All records should be reproduced verbatim.

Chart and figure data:
-- START --
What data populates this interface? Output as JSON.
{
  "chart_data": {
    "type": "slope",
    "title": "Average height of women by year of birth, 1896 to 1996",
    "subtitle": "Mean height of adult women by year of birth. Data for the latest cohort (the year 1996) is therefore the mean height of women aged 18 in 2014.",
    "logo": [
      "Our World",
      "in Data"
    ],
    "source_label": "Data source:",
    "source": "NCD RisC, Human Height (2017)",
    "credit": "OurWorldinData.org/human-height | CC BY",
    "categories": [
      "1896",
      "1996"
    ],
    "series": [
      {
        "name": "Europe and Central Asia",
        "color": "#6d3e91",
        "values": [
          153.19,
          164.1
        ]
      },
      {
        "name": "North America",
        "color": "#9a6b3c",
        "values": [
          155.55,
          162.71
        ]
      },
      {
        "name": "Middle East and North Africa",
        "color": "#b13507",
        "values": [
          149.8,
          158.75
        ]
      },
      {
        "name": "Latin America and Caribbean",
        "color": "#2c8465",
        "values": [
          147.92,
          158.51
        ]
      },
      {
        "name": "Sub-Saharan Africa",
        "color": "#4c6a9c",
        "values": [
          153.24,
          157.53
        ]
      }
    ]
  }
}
-- END --
### Written response
What data populates this interface? Output as JSON.
{
  "chart_data": {
    "type": "slope",
    "title": "Average height of women by year of birth, 1896 to 1996",
    "subtitle": "Mean height of adult women by year of birth. Data for the latest cohort (the year 1996) is therefore the mean height of women aged 18 in 2014.",
    "logo": [
      "Our World",
      "in Data"
    ],
    "source_label": "Data source:",
    "source": "NCD RisC, Human Height (2017)",
    "credit": "OurWorldinData.org/human-height | CC BY",
    "categories": [
      "1896",
      "1996"
    ],
    "series": [
      {
        "name": "Europe and Central Asia",
        "color": "#6d3e91",
        "values": [
          153.19,
          164.1
        ]
      },
      {
        "name": "North America",
        "color": "#9a6b3c",
        "values": [
          155.55,
          162.71
        ]
      },
      {
        "name": "Middle East and North Africa",
        "color": "#b13507",
        "values": [
          149.8,
          158.75
        ]
      },
      {
        "name": "Latin America and Caribbean",
        "color": "#2c8465",
        "values": [
          147.92,
          158.51
        ]
      },
      {
        "name": "Sub-Saharan Africa",
        "color": "#4c6a9c",
        "values": [
          153.24,
          157.53
        ]
      }
    ]
  }
}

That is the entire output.